(Directive): Transcribe every entry below word for word, but skip the pictures.

━━━━━ Records shown ━━━━━

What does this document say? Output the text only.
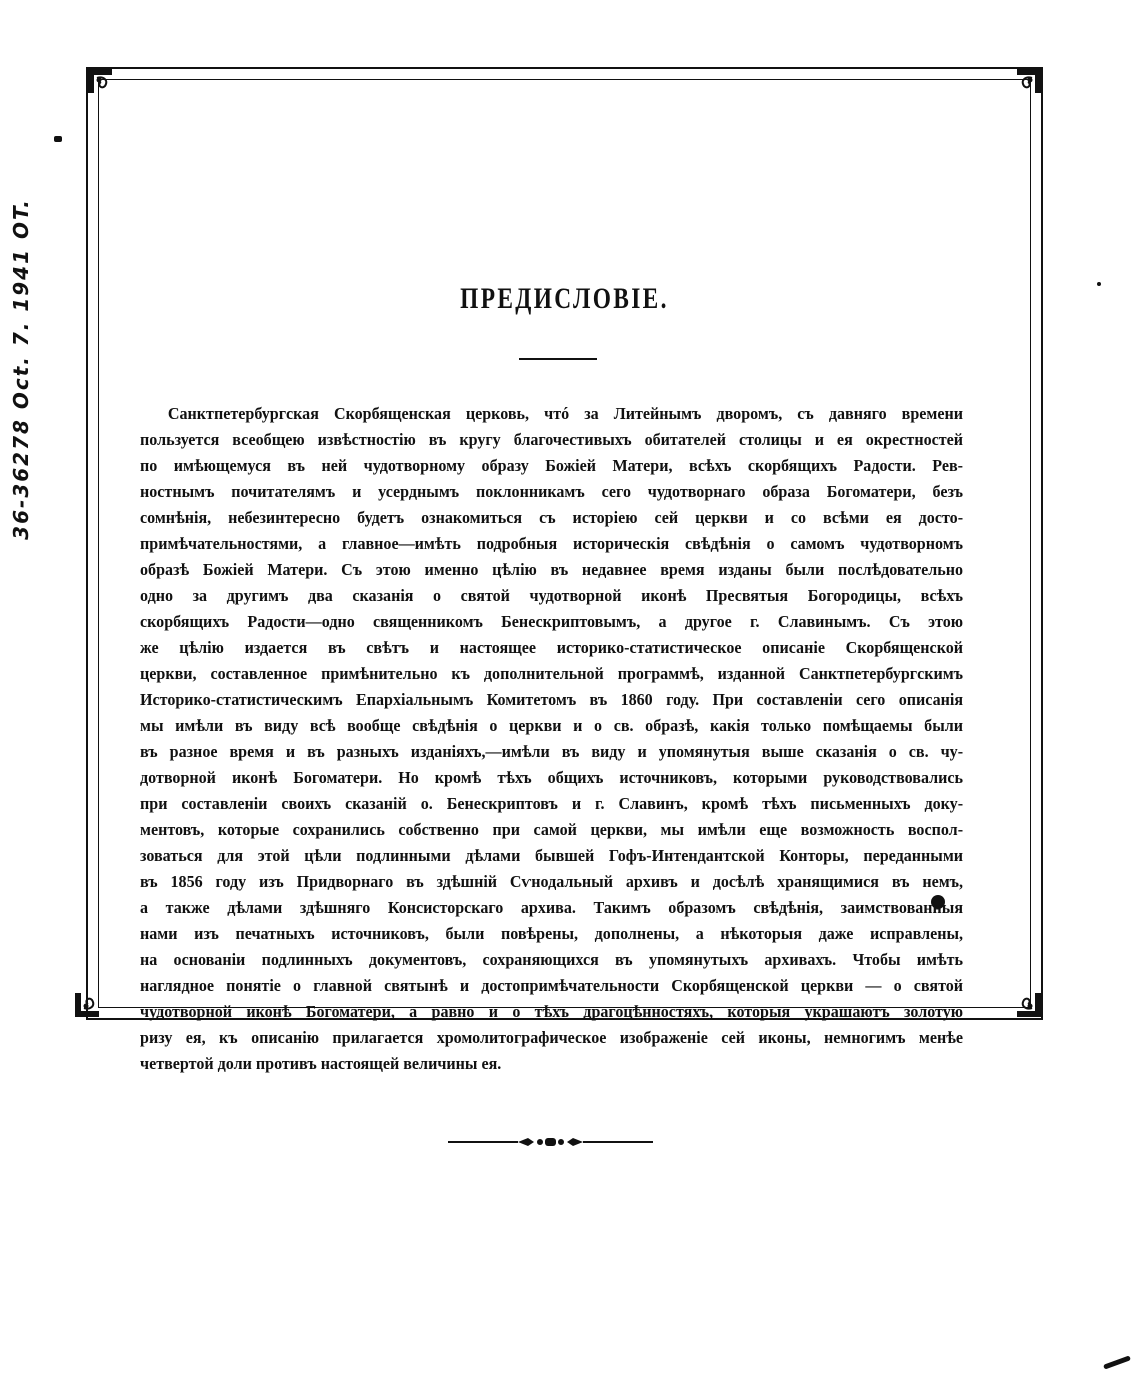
36-36278 Oct. 7. 1941 OT.	ПРЕДИСЛОВІЕ.
Санктпетербургская Скорбященская церковь, чтó за Литейнымъ дворомъ, съ давняго времени
пользуется всеобщею извѣстностію въ кругу благочестивыхъ обитателей столицы и ея окрестностей
по имѣющемуся въ ней чудотворному образу Божіей Матери, всѣхъ скорбящихъ Радости. Рев-
ностнымъ почитателямъ и усерднымъ поклонникамъ сего чудотворнаго образа Богоматери, безъ
сомнѣнія, небезинтересно будетъ ознакомиться съ исторіею сей церкви и со всѣми ея досто-
примѣчательностями, а главное—имѣть подробныя историческія свѣдѣнія о самомъ чудотворномъ
образѣ Божіей Матери. Съ этою именно цѣлію въ недавнее время изданы были послѣдовательно
одно за другимъ два сказанія о святой чудотворной иконѣ Пресвятыя Богородицы, всѣхъ
скорбящихъ Радости—одно священникомъ Бенескриптовымъ, а другое г. Славинымъ. Съ этою
же цѣлію издается въ свѣтъ и настоящее историко-статистическое описаніе Скорбященской
церкви, составленное примѣнительно къ дополнительной программѣ, изданной Санктпетербургскимъ
Историко-статистическимъ Епархіальнымъ Комитетомъ въ 1860 году. При составленіи сего описанія
мы имѣли въ виду всѣ вообще свѣдѣнія о церкви и о св. образѣ, какія только помѣщаемы были
въ разное время и въ разныхъ изданіяхъ,—имѣли въ виду и упомянутыя выше сказанія о св. чу-
дотворной иконѣ Богоматери. Но кромѣ тѣхъ общихъ источниковъ, которыми руководствовались
при составленіи своихъ сказаній о. Бенескриптовъ и г. Славинъ, кромѣ тѣхъ письменныхъ доку-
ментовъ, которые сохранились собственно при самой церкви, мы имѣли еще возможность воспол-
зоваться для этой цѣли подлинными дѣлами бывшей Гофъ-Интендантской Конторы, переданными
въ 1856 году изъ Придворнаго въ здѣшній Сѵнодальный архивъ и досѣлѣ хранящимися въ немъ,
а также дѣлами здѣшняго Консисторскаго архива. Такимъ образомъ свѣдѣнія, заимствованныя
нами изъ печатныхъ источниковъ, были повѣрены, дополнены, а нѣкоторыя даже исправлены,
на основаніи подлинныхъ документовъ, сохраняющихся въ упомянутыхъ архивахъ. Чтобы имѣть
наглядное понятіе о главной святынѣ и достопримѣчательности Скорбященской церкви — о святой
чудотворной иконѣ Богоматери, а равно и о тѣхъ драгоцѣнностяхъ, которыя украшаютъ золотую
ризу ея, къ описанію прилагается хромолитографическое изображеніе сей иконы, немногимъ менѣе
четвертой доли противъ настоящей величины ея.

━━━━━

(Exercise result):
What does this document say? Output the text only.
36-36278 Oct. 7. 1941 OT.	ПРЕДИСЛОВІЕ.
Санктпетербургская Скорбященская церковь, чтó за Литейнымъ дворомъ, съ давняго времени
пользуется всеобщею извѣстностію въ кругу благочестивыхъ обитателей столицы и ея окрестностей
по имѣющемуся въ ней чудотворному образу Божіей Матери, всѣхъ скорбящихъ Радости. Рев-
ностнымъ почитателямъ и усерднымъ поклонникамъ сего чудотворнаго образа Богоматери, безъ
сомнѣнія, небезинтересно будетъ ознакомиться съ исторіею сей церкви и со всѣми ея досто-
примѣчательностями, а главное—имѣть подробныя историческія свѣдѣнія о самомъ чудотворномъ
образѣ Божіей Матери. Съ этою именно цѣлію въ недавнее время изданы были послѣдовательно
одно за другимъ два сказанія о святой чудотворной иконѣ Пресвятыя Богородицы, всѣхъ
скорбящихъ Радости—одно священникомъ Бенескриптовымъ, а другое г. Славинымъ. Съ этою
же цѣлію издается въ свѣтъ и настоящее историко-статистическое описаніе Скорбященской
церкви, составленное примѣнительно къ дополнительной программѣ, изданной Санктпетербургскимъ
Историко-статистическимъ Епархіальнымъ Комитетомъ въ 1860 году. При составленіи сего описанія
мы имѣли въ виду всѣ вообще свѣдѣнія о церкви и о св. образѣ, какія только помѣщаемы были
въ разное время и въ разныхъ изданіяхъ,—имѣли въ виду и упомянутыя выше сказанія о св. чу-
дотворной иконѣ Богоматери. Но кромѣ тѣхъ общихъ источниковъ, которыми руководствовались
при составленіи своихъ сказаній о. Бенескриптовъ и г. Славинъ, кромѣ тѣхъ письменныхъ доку-
ментовъ, которые сохранились собственно при самой церкви, мы имѣли еще возможность воспол-
зоваться для этой цѣли подлинными дѣлами бывшей Гофъ-Интендантской Конторы, переданными
въ 1856 году изъ Придворнаго въ здѣшній Сѵнодальный архивъ и досѣлѣ хранящимися въ немъ,
а также дѣлами здѣшняго Консисторскаго архива. Такимъ образомъ свѣдѣнія, заимствованныя
нами изъ печатныхъ источниковъ, были повѣрены, дополнены, а нѣкоторыя даже исправлены,
на основаніи подлинныхъ документовъ, сохраняющихся въ упомянутыхъ архивахъ. Чтобы имѣть
наглядное понятіе о главной святынѣ и достопримѣчательности Скорбященской церкви — о святой
чудотворной иконѣ Богоматери, а равно и о тѣхъ драгоцѣнностяхъ, которыя украшаютъ золотую
ризу ея, къ описанію прилагается хромолитографическое изображеніе сей иконы, немногимъ менѣе
четвертой доли противъ настоящей величины ея.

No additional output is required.